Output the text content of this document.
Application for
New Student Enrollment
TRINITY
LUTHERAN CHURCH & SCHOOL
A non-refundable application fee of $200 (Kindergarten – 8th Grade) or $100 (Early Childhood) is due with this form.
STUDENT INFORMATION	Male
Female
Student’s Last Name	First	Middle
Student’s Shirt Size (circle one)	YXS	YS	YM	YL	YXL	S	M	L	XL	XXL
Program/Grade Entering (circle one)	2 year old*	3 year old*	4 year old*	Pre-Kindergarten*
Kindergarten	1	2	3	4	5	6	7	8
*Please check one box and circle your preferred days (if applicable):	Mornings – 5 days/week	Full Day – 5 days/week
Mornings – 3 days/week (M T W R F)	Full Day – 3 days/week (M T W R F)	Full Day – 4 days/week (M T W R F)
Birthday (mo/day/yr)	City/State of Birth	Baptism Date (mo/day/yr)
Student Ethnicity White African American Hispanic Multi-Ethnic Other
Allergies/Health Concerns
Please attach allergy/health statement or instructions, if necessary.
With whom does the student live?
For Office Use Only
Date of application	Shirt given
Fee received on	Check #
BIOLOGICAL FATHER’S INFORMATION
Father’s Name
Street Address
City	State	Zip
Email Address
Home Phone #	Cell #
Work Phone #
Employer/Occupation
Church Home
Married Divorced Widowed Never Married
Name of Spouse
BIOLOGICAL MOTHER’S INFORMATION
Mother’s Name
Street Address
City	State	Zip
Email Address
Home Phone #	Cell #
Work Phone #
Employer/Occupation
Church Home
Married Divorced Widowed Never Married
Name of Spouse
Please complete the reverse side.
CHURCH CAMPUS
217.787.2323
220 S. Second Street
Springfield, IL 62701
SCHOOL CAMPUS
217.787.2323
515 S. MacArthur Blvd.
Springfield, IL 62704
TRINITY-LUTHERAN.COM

Description of the task:
Copy each line holding the word "week" from the listing above.

Answer:
*Please check one box and circle your preferred days (if applicable):	Mornings – 5 days/week	Full Day – 5 days/week
Mornings – 3 days/week (M T W R F)	Full Day – 3 days/week (M T W R F)	Full Day – 4 days/week (M T W R F)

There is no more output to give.